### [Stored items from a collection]
━━━━━━━━━━━━━━━━

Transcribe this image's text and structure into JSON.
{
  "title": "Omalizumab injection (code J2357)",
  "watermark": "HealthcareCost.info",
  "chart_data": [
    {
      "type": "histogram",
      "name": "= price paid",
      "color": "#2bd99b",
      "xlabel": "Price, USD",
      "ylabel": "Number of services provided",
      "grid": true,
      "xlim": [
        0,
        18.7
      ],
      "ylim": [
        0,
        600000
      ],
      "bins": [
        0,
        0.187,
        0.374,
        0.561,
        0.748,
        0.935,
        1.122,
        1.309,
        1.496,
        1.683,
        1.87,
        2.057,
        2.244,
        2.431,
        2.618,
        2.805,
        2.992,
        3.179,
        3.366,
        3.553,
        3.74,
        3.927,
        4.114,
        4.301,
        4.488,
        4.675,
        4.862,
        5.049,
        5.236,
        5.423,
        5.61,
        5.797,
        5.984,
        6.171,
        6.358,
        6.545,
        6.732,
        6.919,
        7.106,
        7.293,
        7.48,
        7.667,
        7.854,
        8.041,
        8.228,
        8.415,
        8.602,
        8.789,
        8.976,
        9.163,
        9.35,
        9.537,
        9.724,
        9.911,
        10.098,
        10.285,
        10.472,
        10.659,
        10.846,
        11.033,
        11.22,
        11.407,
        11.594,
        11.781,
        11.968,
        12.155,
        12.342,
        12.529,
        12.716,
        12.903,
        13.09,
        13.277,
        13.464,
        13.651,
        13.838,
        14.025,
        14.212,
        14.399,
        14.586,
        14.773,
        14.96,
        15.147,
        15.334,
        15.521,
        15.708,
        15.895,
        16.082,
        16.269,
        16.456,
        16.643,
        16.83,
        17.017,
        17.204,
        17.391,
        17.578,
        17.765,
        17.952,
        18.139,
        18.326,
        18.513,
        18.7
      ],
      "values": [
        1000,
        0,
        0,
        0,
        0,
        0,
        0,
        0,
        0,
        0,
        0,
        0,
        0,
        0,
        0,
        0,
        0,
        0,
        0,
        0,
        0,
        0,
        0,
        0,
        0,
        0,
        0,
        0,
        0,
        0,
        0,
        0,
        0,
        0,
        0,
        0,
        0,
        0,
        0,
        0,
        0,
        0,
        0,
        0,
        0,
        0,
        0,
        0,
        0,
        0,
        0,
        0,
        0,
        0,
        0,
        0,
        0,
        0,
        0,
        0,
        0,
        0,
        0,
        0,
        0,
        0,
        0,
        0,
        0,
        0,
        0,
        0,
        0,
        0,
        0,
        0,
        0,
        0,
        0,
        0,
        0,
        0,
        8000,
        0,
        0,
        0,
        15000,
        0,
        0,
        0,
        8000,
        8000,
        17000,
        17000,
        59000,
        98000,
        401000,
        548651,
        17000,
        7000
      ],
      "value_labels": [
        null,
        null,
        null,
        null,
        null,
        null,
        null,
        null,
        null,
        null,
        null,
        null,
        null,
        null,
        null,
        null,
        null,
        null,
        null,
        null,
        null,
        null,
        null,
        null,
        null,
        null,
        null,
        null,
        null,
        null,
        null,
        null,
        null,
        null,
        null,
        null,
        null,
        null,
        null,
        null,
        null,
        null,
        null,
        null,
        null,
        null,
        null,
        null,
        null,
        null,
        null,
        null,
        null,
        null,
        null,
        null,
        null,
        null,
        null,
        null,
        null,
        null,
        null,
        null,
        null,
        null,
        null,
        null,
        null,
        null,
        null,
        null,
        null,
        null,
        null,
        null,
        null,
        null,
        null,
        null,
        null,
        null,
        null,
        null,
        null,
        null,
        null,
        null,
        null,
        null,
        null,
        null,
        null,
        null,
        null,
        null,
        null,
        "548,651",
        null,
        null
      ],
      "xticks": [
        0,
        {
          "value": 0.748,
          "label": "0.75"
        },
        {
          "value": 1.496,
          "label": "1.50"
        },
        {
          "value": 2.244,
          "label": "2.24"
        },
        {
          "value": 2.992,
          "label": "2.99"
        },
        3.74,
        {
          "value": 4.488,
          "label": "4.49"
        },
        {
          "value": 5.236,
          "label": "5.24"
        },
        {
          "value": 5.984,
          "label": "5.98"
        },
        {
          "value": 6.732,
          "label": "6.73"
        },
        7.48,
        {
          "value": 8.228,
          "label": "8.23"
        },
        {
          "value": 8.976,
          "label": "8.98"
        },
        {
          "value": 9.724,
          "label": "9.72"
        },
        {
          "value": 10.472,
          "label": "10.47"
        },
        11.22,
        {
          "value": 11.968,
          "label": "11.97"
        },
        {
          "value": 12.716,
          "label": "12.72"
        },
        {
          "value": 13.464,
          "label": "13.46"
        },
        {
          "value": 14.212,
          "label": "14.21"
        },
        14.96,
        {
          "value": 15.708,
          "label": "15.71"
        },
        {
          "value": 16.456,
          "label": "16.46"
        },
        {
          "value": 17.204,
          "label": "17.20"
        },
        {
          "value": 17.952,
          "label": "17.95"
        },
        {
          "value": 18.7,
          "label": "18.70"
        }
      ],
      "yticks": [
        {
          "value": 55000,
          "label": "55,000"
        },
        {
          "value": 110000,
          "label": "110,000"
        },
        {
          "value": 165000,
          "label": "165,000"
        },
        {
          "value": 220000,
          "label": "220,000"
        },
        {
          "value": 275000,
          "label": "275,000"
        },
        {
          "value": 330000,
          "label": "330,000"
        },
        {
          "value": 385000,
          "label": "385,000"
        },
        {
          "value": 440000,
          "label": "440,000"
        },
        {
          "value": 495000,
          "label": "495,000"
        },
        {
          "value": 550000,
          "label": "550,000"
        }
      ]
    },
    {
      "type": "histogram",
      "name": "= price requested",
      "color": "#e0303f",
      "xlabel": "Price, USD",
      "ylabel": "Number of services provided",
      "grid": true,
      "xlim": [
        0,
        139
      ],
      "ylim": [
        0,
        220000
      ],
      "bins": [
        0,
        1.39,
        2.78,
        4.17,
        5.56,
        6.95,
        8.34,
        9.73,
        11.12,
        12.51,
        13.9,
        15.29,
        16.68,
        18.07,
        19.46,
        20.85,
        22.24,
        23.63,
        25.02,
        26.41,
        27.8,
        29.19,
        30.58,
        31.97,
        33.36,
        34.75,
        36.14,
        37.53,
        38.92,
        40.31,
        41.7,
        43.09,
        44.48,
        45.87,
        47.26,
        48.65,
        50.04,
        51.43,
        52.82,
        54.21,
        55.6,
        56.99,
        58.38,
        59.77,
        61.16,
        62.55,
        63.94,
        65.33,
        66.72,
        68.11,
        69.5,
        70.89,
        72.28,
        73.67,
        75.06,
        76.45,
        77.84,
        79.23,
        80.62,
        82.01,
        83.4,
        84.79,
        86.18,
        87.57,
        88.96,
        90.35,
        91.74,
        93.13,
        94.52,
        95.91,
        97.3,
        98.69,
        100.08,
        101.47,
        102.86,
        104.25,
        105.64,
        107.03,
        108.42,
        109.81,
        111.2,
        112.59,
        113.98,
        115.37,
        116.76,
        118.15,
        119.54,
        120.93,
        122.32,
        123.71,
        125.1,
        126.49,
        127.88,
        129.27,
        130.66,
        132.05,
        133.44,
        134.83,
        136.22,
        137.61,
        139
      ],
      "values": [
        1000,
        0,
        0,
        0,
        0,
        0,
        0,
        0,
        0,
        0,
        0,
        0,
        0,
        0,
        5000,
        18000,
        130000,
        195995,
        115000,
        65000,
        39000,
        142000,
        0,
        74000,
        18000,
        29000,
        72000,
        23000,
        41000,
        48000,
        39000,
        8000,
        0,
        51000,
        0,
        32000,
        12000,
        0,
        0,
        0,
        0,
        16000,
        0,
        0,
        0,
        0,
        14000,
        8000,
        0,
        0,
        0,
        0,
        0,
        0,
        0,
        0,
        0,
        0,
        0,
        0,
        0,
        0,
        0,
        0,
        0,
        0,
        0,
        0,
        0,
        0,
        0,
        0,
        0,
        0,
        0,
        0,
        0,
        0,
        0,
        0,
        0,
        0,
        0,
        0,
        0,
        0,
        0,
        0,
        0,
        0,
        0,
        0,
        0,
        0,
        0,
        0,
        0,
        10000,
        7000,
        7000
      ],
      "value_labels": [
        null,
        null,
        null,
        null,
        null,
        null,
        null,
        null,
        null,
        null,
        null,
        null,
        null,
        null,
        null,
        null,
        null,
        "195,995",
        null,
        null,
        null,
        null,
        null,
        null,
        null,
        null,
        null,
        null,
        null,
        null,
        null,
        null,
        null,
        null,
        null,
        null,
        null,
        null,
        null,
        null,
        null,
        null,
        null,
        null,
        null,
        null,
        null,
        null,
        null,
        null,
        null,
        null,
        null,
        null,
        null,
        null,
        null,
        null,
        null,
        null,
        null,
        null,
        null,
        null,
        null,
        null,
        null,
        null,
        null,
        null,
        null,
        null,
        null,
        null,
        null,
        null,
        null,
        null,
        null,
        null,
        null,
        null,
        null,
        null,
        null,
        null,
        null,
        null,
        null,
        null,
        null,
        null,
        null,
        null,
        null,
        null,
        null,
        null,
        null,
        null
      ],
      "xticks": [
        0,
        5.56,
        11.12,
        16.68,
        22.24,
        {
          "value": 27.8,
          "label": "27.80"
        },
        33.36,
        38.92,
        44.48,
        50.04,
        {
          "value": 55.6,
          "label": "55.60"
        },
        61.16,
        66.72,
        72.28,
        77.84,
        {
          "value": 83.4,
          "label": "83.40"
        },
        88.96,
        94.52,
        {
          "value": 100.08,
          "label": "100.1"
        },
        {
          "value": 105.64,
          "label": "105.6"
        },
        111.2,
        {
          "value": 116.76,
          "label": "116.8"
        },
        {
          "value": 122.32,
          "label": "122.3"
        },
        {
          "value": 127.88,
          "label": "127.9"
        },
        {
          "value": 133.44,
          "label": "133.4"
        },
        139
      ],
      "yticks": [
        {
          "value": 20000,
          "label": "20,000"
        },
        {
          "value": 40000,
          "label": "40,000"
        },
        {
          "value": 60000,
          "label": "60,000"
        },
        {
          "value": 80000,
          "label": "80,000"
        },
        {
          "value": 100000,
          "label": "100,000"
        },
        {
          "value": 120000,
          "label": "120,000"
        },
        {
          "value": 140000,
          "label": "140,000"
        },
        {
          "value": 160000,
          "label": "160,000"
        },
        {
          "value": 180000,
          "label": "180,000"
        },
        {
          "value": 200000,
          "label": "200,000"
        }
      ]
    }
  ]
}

━━━━━━━━━━━━━━━━

### [GOAL]
Copy all lines of the material above where the string "name" occurs.

### [FULL SOLUTION]
      "name": "= price paid",
      "name": "= price requested",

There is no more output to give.